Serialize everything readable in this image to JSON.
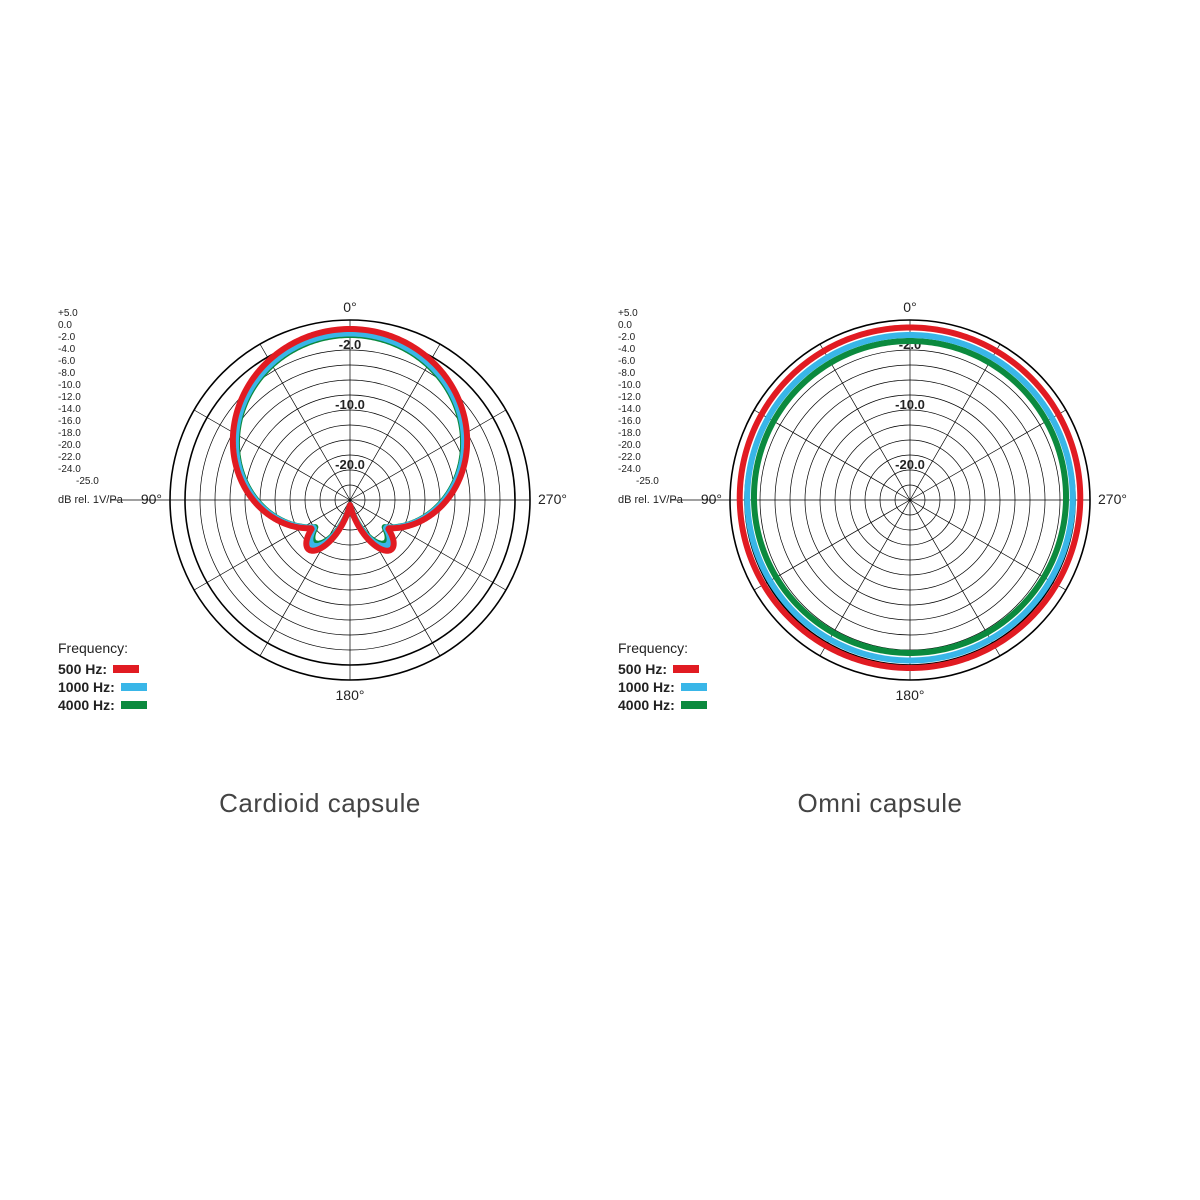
{
  "background_color": "#ffffff",
  "grid_color": "#000000",
  "grid_stroke": 0.7,
  "heavy_stroke": 1.6,
  "ring_count": 12,
  "spoke_count": 12,
  "angle_labels": {
    "top": "0°",
    "right": "270°",
    "bottom": "180°",
    "left": "90°"
  },
  "ring_labels": [
    {
      "text": "-2.0",
      "ring_from_outer": 1
    },
    {
      "text": "-10.0",
      "ring_from_outer": 5
    },
    {
      "text": "-20.0",
      "ring_from_outer": 9
    }
  ],
  "scale_ticks": [
    "+5.0",
    "0.0",
    "-2.0",
    "-4.0",
    "-6.0",
    "-8.0",
    "-10.0",
    "-12.0",
    "-14.0",
    "-16.0",
    "-18.0",
    "-20.0",
    "-22.0",
    "-24.0"
  ],
  "scale_floor": "-25.0",
  "scale_unit": "dB rel. 1V/Pa",
  "legend": {
    "title": "Frequency:",
    "items": [
      {
        "label": "500 Hz:",
        "color": "#e11b22"
      },
      {
        "label": "1000 Hz:",
        "color": "#39b6e8"
      },
      {
        "label": "4000 Hz:",
        "color": "#0b8a3e"
      }
    ]
  },
  "series_stroke_width": 6,
  "charts": [
    {
      "caption": "Cardioid capsule",
      "type": "polar-cardioid",
      "series": [
        {
          "color": "#0b8a3e",
          "peak_ring": 11.0,
          "null_depth_ring": 0.3,
          "back_lobe_ring": 3.4
        },
        {
          "color": "#39b6e8",
          "peak_ring": 11.1,
          "null_depth_ring": 0.3,
          "back_lobe_ring": 3.6
        },
        {
          "color": "#e11b22",
          "peak_ring": 11.4,
          "null_depth_ring": 0.3,
          "back_lobe_ring": 4.0
        }
      ]
    },
    {
      "caption": "Omni capsule",
      "type": "polar-omni",
      "series": [
        {
          "color": "#0b8a3e",
          "radius_ring_top": 10.6,
          "radius_ring_bottom": 10.2
        },
        {
          "color": "#39b6e8",
          "radius_ring_top": 11.0,
          "radius_ring_bottom": 10.7
        },
        {
          "color": "#e11b22",
          "radius_ring_top": 11.5,
          "radius_ring_bottom": 11.2
        }
      ]
    }
  ]
}
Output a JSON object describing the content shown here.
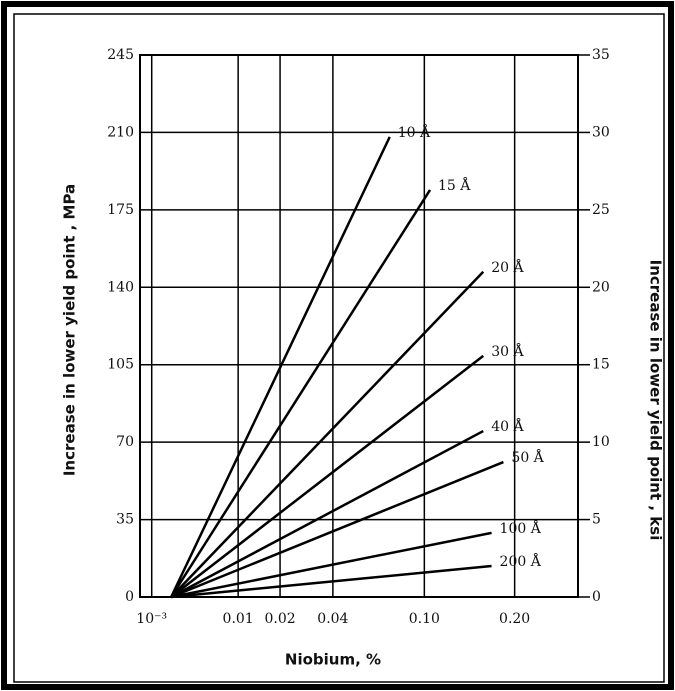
{
  "chart_data": {
    "type": "line",
    "x_label": "Niobium, %",
    "y_label": "Increase  in  lower  yield  point , MPa",
    "y2_label": "Increase  in  lower  yield  point ,  ksi",
    "x_scale": "cbrt",
    "xlim": [
      0.0006,
      0.3
    ],
    "xticks": [
      {
        "value": 0.001,
        "label": "10⁻³"
      },
      0.01,
      0.02,
      0.04,
      {
        "value": 0.1,
        "label": "0.10"
      },
      {
        "value": 0.2,
        "label": "0.20"
      }
    ],
    "ylim": [
      0,
      245
    ],
    "yticks": [
      0,
      35,
      70,
      105,
      140,
      175,
      210,
      245
    ],
    "y2lim": [
      0,
      35
    ],
    "y2ticks": [
      0,
      5,
      10,
      15,
      20,
      25,
      30,
      35
    ],
    "grid": true,
    "color": "#000000",
    "series": [
      {
        "name": "10 Å",
        "x": [
          0.002,
          0.073
        ],
        "values": [
          0,
          208
        ]
      },
      {
        "name": "15 Å",
        "x": [
          0.002,
          0.105
        ],
        "values": [
          0,
          184
        ]
      },
      {
        "name": "20 Å",
        "x": [
          0.002,
          0.16
        ],
        "values": [
          0,
          147
        ]
      },
      {
        "name": "30 Å",
        "x": [
          0.002,
          0.16
        ],
        "values": [
          0,
          109
        ]
      },
      {
        "name": "40 Å",
        "x": [
          0.002,
          0.16
        ],
        "values": [
          0,
          75
        ]
      },
      {
        "name": "50 Å",
        "x": [
          0.002,
          0.185
        ],
        "values": [
          0,
          61
        ]
      },
      {
        "name": "100 Å",
        "x": [
          0.002,
          0.17
        ],
        "values": [
          0,
          29
        ]
      },
      {
        "name": "200 Å",
        "x": [
          0.002,
          0.17
        ],
        "values": [
          0,
          14
        ]
      }
    ]
  }
}
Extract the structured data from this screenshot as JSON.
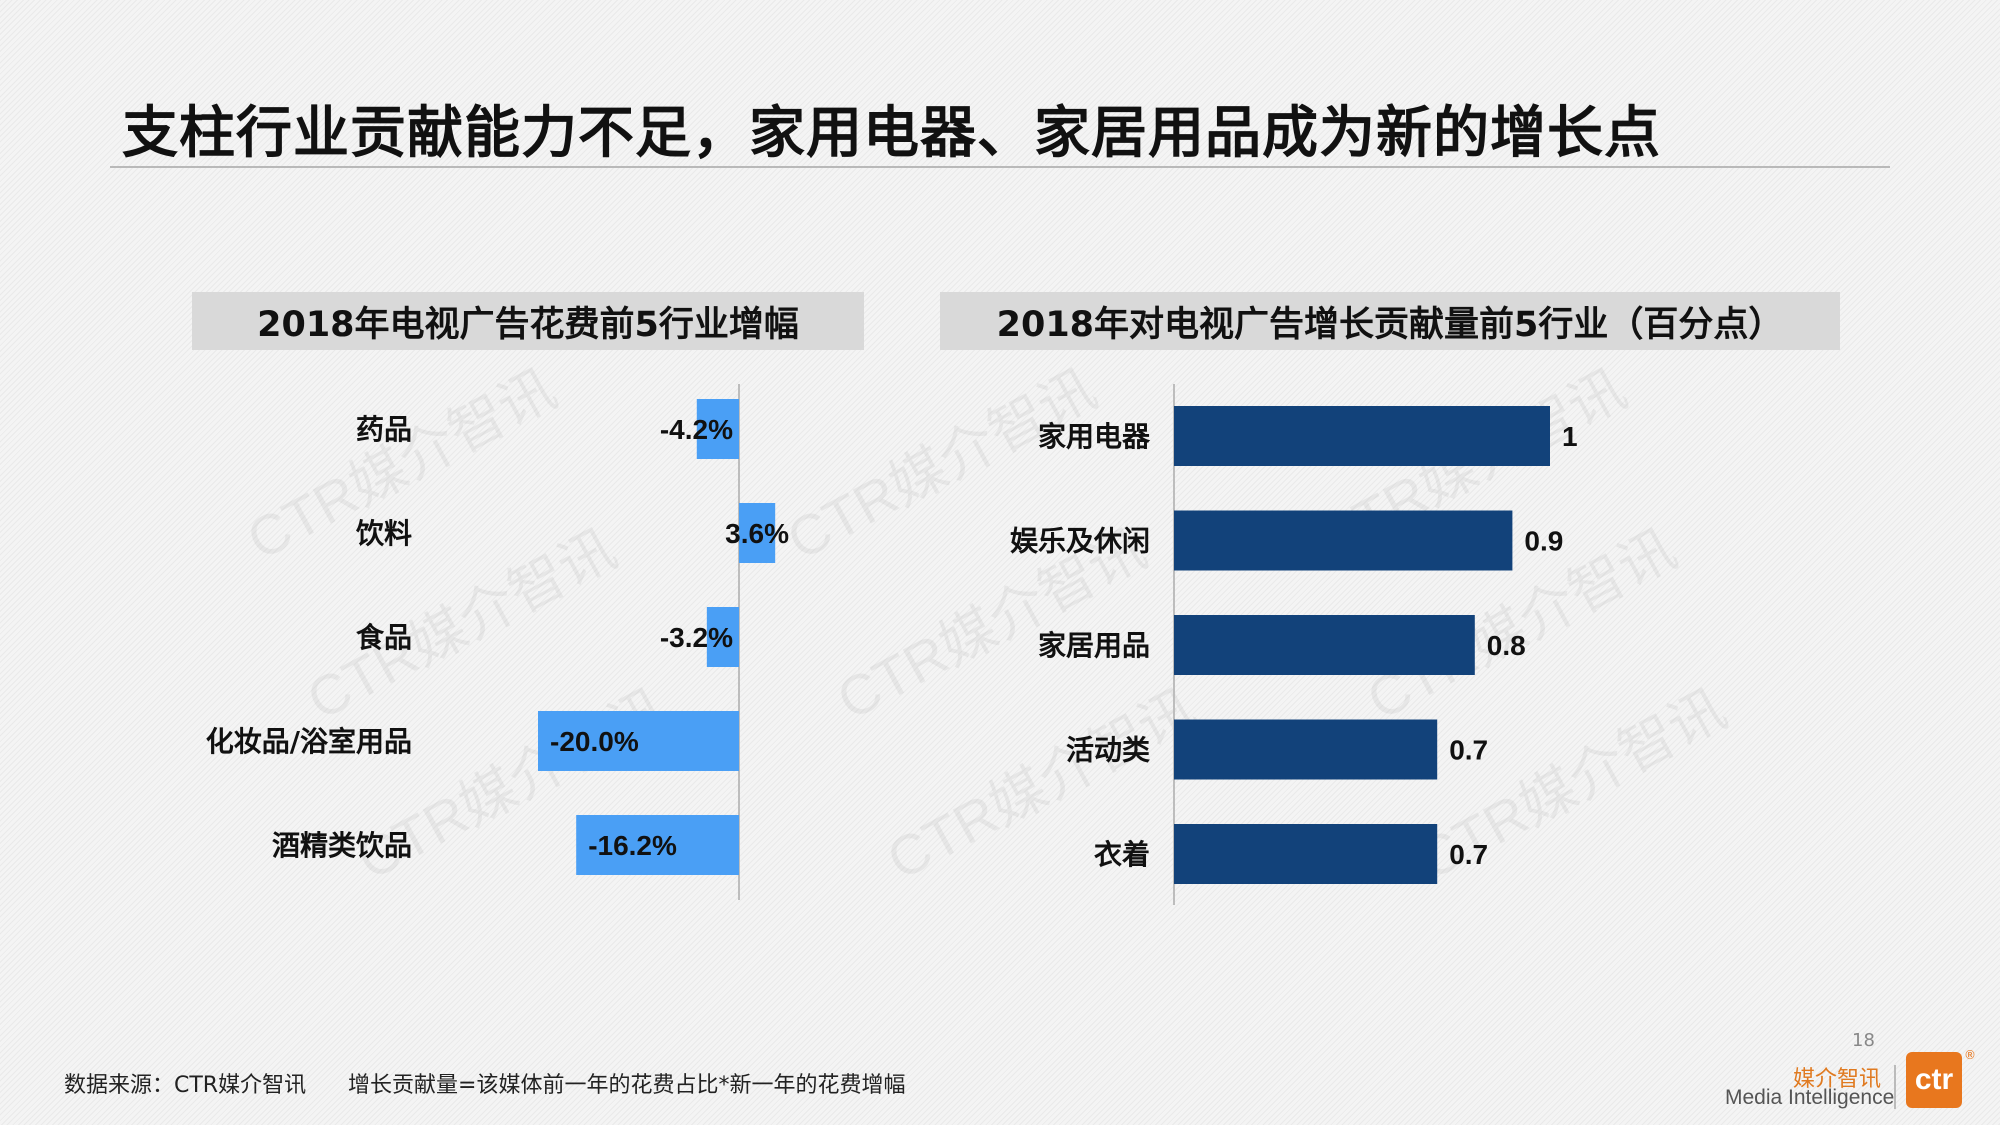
{
  "title": "支柱行业贡献能力不足，家用电器、家居用品成为新的增长点",
  "watermark_text": "CTR媒介智讯",
  "chart_data": [
    {
      "type": "bar",
      "orientation": "horizontal",
      "title": "2018年电视广告花费前5行业增幅",
      "categories": [
        "药品",
        "饮料",
        "食品",
        "化妆品/浴室用品",
        "酒精类饮品"
      ],
      "values": [
        -4.2,
        3.6,
        -3.2,
        -20.0,
        -16.2
      ],
      "value_labels": [
        "-4.2%",
        "3.6%",
        "-3.2%",
        "-20.0%",
        "-16.2%"
      ],
      "unit": "%",
      "xlim": [
        -20.0,
        8.2
      ],
      "color": "#4a9ff5",
      "grid": false,
      "legend": "none"
    },
    {
      "type": "bar",
      "orientation": "horizontal",
      "title": "2018年对电视广告增长贡献量前5行业（百分点）",
      "categories": [
        "家用电器",
        "娱乐及休闲",
        "家居用品",
        "活动类",
        "衣着"
      ],
      "values": [
        1,
        0.9,
        0.8,
        0.7,
        0.7
      ],
      "value_labels": [
        "1",
        "0.9",
        "0.8",
        "0.7",
        "0.7"
      ],
      "xlim": [
        0,
        1
      ],
      "color": "#12427a",
      "grid": false,
      "legend": "none"
    }
  ],
  "footer": {
    "note": "数据来源：CTR媒介智讯      增长贡献量=该媒体前一年的花费占比*新一年的花费增幅",
    "page_number": "18"
  },
  "logo": {
    "cn": "媒介智讯",
    "en": "Media Intelligence",
    "mark": "ctr",
    "reg": "®"
  },
  "colors": {
    "left_bars": "#4a9ff5",
    "right_bars": "#12427a",
    "header_bg": "#d9d9d9",
    "logo_orange": "#e8771e"
  }
}
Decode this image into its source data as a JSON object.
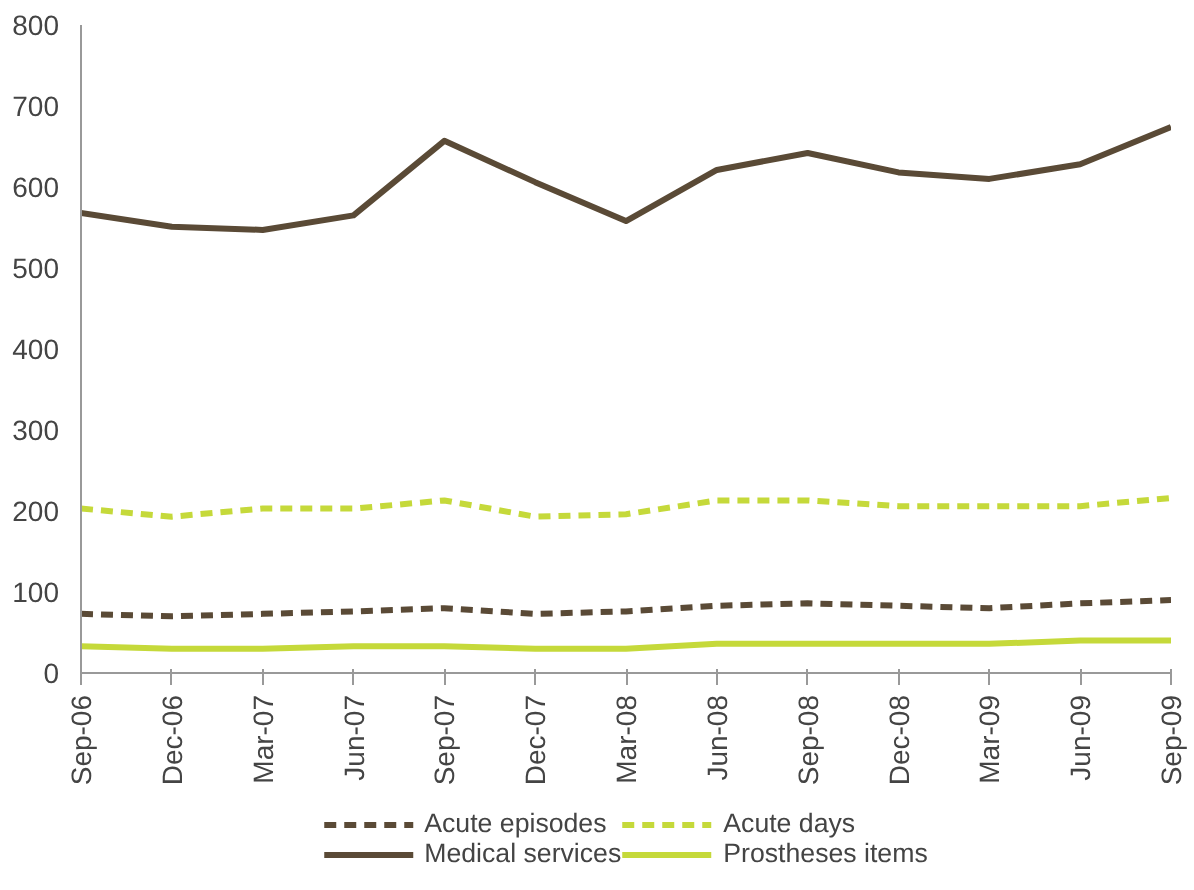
________
Tally how many lines of the data include the word "point". Write the number and nothing else.

2